* WORK REQUIRED *
Each record must be reproduced exactly as it is shown.

* GIVEN RECORDS *
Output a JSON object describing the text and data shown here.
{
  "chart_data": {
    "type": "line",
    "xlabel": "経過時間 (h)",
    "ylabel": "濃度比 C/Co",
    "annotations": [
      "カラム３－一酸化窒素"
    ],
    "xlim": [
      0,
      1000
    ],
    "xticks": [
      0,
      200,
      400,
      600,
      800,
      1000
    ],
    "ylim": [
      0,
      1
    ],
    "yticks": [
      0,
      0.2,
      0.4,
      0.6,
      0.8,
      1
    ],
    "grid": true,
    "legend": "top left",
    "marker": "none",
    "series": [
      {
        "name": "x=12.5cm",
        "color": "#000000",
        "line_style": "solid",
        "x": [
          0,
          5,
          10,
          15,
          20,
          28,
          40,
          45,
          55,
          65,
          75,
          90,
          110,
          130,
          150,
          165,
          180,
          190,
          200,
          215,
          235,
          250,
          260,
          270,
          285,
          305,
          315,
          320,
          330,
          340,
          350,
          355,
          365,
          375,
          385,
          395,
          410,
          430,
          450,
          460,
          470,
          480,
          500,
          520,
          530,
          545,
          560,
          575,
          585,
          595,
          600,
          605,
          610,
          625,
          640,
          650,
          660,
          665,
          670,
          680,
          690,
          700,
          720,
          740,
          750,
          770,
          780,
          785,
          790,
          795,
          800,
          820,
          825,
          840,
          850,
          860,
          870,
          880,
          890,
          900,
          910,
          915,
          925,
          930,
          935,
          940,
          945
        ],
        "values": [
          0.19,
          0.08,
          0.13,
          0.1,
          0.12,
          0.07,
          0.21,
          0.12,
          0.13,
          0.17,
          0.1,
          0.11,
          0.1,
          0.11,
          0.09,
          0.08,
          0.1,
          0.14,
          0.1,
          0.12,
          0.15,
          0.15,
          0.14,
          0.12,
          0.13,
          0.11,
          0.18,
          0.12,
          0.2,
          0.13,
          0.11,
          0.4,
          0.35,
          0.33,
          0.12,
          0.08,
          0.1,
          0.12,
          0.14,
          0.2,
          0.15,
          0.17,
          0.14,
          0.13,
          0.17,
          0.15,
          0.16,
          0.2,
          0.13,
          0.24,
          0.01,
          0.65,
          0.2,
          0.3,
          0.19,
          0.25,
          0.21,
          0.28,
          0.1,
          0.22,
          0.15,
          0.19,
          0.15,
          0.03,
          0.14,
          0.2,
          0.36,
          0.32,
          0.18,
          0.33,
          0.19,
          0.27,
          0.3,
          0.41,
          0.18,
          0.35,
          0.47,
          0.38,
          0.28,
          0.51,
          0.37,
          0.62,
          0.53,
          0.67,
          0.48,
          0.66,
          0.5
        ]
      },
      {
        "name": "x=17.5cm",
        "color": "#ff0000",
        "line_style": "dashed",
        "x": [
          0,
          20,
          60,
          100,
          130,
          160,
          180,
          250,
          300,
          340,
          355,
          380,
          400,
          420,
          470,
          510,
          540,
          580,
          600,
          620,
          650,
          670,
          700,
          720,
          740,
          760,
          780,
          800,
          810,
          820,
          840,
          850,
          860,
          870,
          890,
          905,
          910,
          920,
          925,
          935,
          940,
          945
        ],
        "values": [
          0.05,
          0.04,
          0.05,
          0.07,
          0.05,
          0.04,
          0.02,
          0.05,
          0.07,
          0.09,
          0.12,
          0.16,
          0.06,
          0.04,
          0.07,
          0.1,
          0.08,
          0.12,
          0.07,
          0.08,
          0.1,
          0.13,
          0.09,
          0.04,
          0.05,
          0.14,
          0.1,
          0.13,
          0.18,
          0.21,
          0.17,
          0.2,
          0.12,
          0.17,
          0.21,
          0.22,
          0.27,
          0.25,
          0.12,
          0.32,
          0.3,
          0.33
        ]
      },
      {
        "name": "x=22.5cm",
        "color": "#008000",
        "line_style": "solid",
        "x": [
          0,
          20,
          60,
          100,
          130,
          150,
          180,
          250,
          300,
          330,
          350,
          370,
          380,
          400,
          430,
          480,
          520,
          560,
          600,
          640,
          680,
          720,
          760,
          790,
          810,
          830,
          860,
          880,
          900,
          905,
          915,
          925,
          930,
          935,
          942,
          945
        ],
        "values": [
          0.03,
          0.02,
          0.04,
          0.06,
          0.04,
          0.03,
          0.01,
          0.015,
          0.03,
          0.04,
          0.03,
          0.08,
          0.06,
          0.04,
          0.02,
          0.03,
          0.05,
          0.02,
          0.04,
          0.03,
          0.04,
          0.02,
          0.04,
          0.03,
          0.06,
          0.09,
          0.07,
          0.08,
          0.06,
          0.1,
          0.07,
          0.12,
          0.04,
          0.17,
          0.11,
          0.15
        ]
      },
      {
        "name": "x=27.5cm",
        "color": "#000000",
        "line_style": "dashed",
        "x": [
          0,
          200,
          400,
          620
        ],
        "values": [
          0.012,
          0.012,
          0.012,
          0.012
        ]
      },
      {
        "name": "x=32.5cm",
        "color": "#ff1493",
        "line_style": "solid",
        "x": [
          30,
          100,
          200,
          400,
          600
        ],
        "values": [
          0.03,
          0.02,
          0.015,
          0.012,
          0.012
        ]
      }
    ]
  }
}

* OUTPUT FOR THIS TASK *
Output a JSON object describing the text and data shown here.
{
  "chart_data": {
    "type": "line",
    "xlabel": "経過時間 (h)",
    "ylabel": "濃度比 C/Co",
    "annotations": [
      "カラム３－一酸化窒素"
    ],
    "xlim": [
      0,
      1000
    ],
    "xticks": [
      0,
      200,
      400,
      600,
      800,
      1000
    ],
    "ylim": [
      0,
      1
    ],
    "yticks": [
      0,
      0.2,
      0.4,
      0.6,
      0.8,
      1
    ],
    "grid": true,
    "legend": "top left",
    "marker": "none",
    "series": [
      {
        "name": "x=12.5cm",
        "color": "#000000",
        "line_style": "solid",
        "x": [
          0,
          5,
          10,
          15,
          20,
          28,
          40,
          45,
          55,
          65,
          75,
          90,
          110,
          130,
          150,
          165,
          180,
          190,
          200,
          215,
          235,
          250,
          260,
          270,
          285,
          305,
          315,
          320,
          330,
          340,
          350,
          355,
          365,
          375,
          385,
          395,
          410,
          430,
          450,
          460,
          470,
          480,
          500,
          520,
          530,
          545,
          560,
          575,
          585,
          595,
          600,
          605,
          610,
          625,
          640,
          650,
          660,
          665,
          670,
          680,
          690,
          700,
          720,
          740,
          750,
          770,
          780,
          785,
          790,
          795,
          800,
          820,
          825,
          840,
          850,
          860,
          870,
          880,
          890,
          900,
          910,
          915,
          925,
          930,
          935,
          940,
          945
        ],
        "values": [
          0.19,
          0.08,
          0.13,
          0.1,
          0.12,
          0.07,
          0.21,
          0.12,
          0.13,
          0.17,
          0.1,
          0.11,
          0.1,
          0.11,
          0.09,
          0.08,
          0.1,
          0.14,
          0.1,
          0.12,
          0.15,
          0.15,
          0.14,
          0.12,
          0.13,
          0.11,
          0.18,
          0.12,
          0.2,
          0.13,
          0.11,
          0.4,
          0.35,
          0.33,
          0.12,
          0.08,
          0.1,
          0.12,
          0.14,
          0.2,
          0.15,
          0.17,
          0.14,
          0.13,
          0.17,
          0.15,
          0.16,
          0.2,
          0.13,
          0.24,
          0.01,
          0.65,
          0.2,
          0.3,
          0.19,
          0.25,
          0.21,
          0.28,
          0.1,
          0.22,
          0.15,
          0.19,
          0.15,
          0.03,
          0.14,
          0.2,
          0.36,
          0.32,
          0.18,
          0.33,
          0.19,
          0.27,
          0.3,
          0.41,
          0.18,
          0.35,
          0.47,
          0.38,
          0.28,
          0.51,
          0.37,
          0.62,
          0.53,
          0.67,
          0.48,
          0.66,
          0.5
        ]
      },
      {
        "name": "x=17.5cm",
        "color": "#ff0000",
        "line_style": "dashed",
        "x": [
          0,
          20,
          60,
          100,
          130,
          160,
          180,
          250,
          300,
          340,
          355,
          380,
          400,
          420,
          470,
          510,
          540,
          580,
          600,
          620,
          650,
          670,
          700,
          720,
          740,
          760,
          780,
          800,
          810,
          820,
          840,
          850,
          860,
          870,
          890,
          905,
          910,
          920,
          925,
          935,
          940,
          945
        ],
        "values": [
          0.05,
          0.04,
          0.05,
          0.07,
          0.05,
          0.04,
          0.02,
          0.05,
          0.07,
          0.09,
          0.12,
          0.16,
          0.06,
          0.04,
          0.07,
          0.1,
          0.08,
          0.12,
          0.07,
          0.08,
          0.1,
          0.13,
          0.09,
          0.04,
          0.05,
          0.14,
          0.1,
          0.13,
          0.18,
          0.21,
          0.17,
          0.2,
          0.12,
          0.17,
          0.21,
          0.22,
          0.27,
          0.25,
          0.12,
          0.32,
          0.3,
          0.33
        ]
      },
      {
        "name": "x=22.5cm",
        "color": "#008000",
        "line_style": "solid",
        "x": [
          0,
          20,
          60,
          100,
          130,
          150,
          180,
          250,
          300,
          330,
          350,
          370,
          380,
          400,
          430,
          480,
          520,
          560,
          600,
          640,
          680,
          720,
          760,
          790,
          810,
          830,
          860,
          880,
          900,
          905,
          915,
          925,
          930,
          935,
          942,
          945
        ],
        "values": [
          0.03,
          0.02,
          0.04,
          0.06,
          0.04,
          0.03,
          0.01,
          0.015,
          0.03,
          0.04,
          0.03,
          0.08,
          0.06,
          0.04,
          0.02,
          0.03,
          0.05,
          0.02,
          0.04,
          0.03,
          0.04,
          0.02,
          0.04,
          0.03,
          0.06,
          0.09,
          0.07,
          0.08,
          0.06,
          0.1,
          0.07,
          0.12,
          0.04,
          0.17,
          0.11,
          0.15
        ]
      },
      {
        "name": "x=27.5cm",
        "color": "#000000",
        "line_style": "dashed",
        "x": [
          0,
          200,
          400,
          620
        ],
        "values": [
          0.012,
          0.012,
          0.012,
          0.012
        ]
      },
      {
        "name": "x=32.5cm",
        "color": "#ff1493",
        "line_style": "solid",
        "x": [
          30,
          100,
          200,
          400,
          600
        ],
        "values": [
          0.03,
          0.02,
          0.015,
          0.012,
          0.012
        ]
      }
    ]
  }
}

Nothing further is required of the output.